__Your goal__:
Return all lines below containing the word "name".

___ Material for this exercise

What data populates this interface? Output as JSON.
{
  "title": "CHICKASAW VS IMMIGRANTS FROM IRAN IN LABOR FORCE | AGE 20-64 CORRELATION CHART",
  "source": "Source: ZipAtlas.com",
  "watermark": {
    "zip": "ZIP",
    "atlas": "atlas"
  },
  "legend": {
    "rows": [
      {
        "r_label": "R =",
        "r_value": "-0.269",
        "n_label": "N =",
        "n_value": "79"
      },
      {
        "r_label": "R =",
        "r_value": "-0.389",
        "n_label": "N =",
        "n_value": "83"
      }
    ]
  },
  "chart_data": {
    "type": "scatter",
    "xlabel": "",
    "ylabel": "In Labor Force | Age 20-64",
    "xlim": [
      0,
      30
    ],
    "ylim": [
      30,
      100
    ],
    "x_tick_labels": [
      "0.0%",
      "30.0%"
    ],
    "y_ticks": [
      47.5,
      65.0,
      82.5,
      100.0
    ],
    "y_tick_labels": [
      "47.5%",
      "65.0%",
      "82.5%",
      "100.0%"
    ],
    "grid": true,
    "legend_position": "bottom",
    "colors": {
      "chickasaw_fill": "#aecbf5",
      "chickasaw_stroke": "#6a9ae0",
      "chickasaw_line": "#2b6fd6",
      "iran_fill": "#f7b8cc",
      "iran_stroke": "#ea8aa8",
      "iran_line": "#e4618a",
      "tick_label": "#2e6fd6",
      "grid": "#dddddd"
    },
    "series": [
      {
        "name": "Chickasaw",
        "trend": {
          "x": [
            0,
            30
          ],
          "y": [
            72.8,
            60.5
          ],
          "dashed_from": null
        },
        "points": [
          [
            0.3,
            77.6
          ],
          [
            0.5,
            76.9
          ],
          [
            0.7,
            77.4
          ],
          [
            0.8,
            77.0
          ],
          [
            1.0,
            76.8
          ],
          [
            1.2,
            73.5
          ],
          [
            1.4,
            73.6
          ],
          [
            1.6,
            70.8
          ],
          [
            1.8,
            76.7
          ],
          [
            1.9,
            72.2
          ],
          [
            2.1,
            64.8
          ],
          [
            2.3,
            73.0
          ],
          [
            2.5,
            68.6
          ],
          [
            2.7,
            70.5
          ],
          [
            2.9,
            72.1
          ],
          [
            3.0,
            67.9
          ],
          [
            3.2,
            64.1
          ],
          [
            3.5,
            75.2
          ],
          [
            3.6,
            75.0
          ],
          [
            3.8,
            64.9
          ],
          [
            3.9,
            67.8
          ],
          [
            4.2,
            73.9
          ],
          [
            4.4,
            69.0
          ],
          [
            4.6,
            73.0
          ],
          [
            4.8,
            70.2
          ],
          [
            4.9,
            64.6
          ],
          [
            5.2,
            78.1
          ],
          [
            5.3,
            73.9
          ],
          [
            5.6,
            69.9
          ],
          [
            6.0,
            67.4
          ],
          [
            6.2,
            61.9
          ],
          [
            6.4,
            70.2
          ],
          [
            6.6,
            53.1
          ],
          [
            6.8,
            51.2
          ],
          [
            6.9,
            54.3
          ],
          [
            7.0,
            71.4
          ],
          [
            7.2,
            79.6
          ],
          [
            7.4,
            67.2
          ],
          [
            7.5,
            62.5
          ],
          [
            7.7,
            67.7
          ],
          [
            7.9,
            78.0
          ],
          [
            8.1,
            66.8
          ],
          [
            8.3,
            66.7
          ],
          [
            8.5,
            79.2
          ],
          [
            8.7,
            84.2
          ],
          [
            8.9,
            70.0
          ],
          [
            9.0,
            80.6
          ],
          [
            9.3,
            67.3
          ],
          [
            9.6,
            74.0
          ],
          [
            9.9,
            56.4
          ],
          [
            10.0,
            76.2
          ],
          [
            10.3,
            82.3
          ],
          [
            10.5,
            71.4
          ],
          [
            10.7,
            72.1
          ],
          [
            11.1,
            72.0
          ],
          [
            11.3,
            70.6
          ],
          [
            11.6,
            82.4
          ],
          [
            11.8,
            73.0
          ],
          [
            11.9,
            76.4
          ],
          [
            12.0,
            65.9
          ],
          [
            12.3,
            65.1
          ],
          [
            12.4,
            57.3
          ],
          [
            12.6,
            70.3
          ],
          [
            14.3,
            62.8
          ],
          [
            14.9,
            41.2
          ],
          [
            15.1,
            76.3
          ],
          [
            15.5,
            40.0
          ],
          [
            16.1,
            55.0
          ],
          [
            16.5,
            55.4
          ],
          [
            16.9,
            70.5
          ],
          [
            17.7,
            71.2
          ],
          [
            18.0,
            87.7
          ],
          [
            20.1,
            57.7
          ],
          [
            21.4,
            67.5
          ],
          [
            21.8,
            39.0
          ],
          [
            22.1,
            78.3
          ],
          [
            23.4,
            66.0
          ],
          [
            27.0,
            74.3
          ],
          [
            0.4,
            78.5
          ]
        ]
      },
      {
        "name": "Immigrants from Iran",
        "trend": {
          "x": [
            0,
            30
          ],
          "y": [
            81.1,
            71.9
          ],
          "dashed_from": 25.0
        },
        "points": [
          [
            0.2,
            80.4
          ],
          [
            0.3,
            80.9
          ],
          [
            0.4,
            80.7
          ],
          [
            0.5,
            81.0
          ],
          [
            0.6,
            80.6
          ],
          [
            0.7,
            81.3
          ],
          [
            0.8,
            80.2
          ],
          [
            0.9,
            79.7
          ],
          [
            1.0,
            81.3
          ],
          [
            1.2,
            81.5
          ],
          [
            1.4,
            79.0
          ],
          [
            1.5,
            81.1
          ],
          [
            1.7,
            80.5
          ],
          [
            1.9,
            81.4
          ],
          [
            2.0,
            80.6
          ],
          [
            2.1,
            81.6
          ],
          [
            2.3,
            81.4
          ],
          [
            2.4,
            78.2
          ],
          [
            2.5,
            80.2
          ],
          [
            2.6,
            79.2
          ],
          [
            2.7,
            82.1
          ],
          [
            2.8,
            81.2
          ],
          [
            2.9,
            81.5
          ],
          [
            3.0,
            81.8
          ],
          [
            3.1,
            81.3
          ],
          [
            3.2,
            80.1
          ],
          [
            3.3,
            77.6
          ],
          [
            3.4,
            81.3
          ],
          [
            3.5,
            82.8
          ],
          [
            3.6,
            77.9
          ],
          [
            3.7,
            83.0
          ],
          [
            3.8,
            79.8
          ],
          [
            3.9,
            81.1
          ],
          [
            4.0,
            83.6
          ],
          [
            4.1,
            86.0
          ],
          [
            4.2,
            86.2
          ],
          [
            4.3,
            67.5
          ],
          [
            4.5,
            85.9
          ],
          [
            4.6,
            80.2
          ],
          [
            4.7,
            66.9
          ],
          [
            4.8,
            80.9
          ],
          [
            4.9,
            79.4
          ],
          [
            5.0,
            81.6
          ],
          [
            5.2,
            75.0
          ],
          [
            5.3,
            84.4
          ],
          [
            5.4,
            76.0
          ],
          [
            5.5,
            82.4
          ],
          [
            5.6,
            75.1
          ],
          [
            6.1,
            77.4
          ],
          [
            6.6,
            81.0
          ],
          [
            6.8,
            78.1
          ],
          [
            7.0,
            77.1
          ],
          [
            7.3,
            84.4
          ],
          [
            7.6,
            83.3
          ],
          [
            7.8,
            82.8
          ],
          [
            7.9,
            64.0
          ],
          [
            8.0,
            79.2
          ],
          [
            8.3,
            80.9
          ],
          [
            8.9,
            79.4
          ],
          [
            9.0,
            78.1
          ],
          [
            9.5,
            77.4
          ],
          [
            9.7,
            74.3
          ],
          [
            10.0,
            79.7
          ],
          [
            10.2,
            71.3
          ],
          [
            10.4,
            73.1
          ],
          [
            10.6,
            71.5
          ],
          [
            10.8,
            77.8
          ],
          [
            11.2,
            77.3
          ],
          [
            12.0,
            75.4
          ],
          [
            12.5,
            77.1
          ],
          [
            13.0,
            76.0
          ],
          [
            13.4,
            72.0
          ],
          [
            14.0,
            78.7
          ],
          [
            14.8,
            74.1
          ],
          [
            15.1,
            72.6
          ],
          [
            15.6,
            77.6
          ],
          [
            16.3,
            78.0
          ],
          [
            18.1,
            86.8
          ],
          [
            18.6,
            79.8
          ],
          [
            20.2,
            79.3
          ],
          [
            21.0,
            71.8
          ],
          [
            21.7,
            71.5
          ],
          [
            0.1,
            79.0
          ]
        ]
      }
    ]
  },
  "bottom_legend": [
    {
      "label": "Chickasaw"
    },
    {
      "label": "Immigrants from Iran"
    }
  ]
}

______

__Solved problem__:
        "name": "Chickasaw",
        "name": "Immigrants from Iran",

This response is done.